Produce the listing below again, exactly as shown.
* Start Provided records *
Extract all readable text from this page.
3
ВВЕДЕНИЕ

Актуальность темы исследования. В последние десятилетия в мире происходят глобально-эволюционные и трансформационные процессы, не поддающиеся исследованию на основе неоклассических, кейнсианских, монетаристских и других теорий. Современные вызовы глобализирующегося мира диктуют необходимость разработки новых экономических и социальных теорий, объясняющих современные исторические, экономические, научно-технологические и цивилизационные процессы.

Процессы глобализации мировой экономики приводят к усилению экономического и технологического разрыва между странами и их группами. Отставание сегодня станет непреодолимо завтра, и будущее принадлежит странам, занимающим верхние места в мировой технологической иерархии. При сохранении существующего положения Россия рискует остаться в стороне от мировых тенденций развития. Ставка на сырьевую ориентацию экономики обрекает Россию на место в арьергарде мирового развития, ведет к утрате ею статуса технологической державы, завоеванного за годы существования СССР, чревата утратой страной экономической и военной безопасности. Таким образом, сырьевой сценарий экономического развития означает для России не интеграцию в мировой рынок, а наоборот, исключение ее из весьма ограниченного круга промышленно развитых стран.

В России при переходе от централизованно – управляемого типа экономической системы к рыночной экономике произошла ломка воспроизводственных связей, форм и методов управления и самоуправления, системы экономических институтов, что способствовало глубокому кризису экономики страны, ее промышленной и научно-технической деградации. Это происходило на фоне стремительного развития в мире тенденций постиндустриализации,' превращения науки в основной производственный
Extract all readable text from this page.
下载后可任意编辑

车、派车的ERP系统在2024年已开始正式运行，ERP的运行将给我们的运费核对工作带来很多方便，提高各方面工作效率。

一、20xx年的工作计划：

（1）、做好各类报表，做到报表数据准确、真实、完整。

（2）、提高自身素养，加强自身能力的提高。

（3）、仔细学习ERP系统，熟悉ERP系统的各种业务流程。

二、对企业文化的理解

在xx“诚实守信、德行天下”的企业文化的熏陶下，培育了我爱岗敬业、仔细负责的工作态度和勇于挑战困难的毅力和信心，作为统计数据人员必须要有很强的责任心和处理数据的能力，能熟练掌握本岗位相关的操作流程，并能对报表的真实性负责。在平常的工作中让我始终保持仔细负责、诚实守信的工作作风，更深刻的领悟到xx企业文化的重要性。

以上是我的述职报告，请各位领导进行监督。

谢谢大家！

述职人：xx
* End Provided records *
Answer to the problem
Extract all readable text from this page.
3
ВВЕДЕНИЕ

Актуальность темы исследования. В последние десятилетия в мире происходят глобально-эволюционные и трансформационные процессы, не поддающиеся исследованию на основе неоклассических, кейнсианских, монетаристских и других теорий. Современные вызовы глобализирующегося мира диктуют необходимость разработки новых экономических и социальных теорий, объясняющих современные исторические, экономические, научно-технологические и цивилизационные процессы.

Процессы глобализации мировой экономики приводят к усилению экономического и технологического разрыва между странами и их группами. Отставание сегодня станет непреодолимо завтра, и будущее принадлежит странам, занимающим верхние места в мировой технологической иерархии. При сохранении существующего положения Россия рискует остаться в стороне от мировых тенденций развития. Ставка на сырьевую ориентацию экономики обрекает Россию на место в арьергарде мирового развития, ведет к утрате ею статуса технологической державы, завоеванного за годы существования СССР, чревата утратой страной экономической и военной безопасности. Таким образом, сырьевой сценарий экономического развития означает для России не интеграцию в мировой рынок, а наоборот, исключение ее из весьма ограниченного круга промышленно развитых стран.

В России при переходе от централизованно – управляемого типа экономической системы к рыночной экономике произошла ломка воспроизводственных связей, форм и методов управления и самоуправления, системы экономических институтов, что способствовало глубокому кризису экономики страны, ее промышленной и научно-технической деградации. Это происходило на фоне стремительного развития в мире тенденций постиндустриализации,' превращения науки в основной производственный
Extract all readable text from this page.
下载后可任意编辑

车、派车的ERP系统在2024年已开始正式运行，ERP的运行将给我们的运费核对工作带来很多方便，提高各方面工作效率。

一、20xx年的工作计划：

（1）、做好各类报表，做到报表数据准确、真实、完整。

（2）、提高自身素养，加强自身能力的提高。

（3）、仔细学习ERP系统，熟悉ERP系统的各种业务流程。

二、对企业文化的理解

在xx“诚实守信、德行天下”的企业文化的熏陶下，培育了我爱岗敬业、仔细负责的工作态度和勇于挑战困难的毅力和信心，作为统计数据人员必须要有很强的责任心和处理数据的能力，能熟练掌握本岗位相关的操作流程，并能对报表的真实性负责。在平常的工作中让我始终保持仔细负责、诚实守信的工作作风，更深刻的领悟到xx企业文化的重要性。

以上是我的述职报告，请各位领导进行监督。

谢谢大家！

述职人：xx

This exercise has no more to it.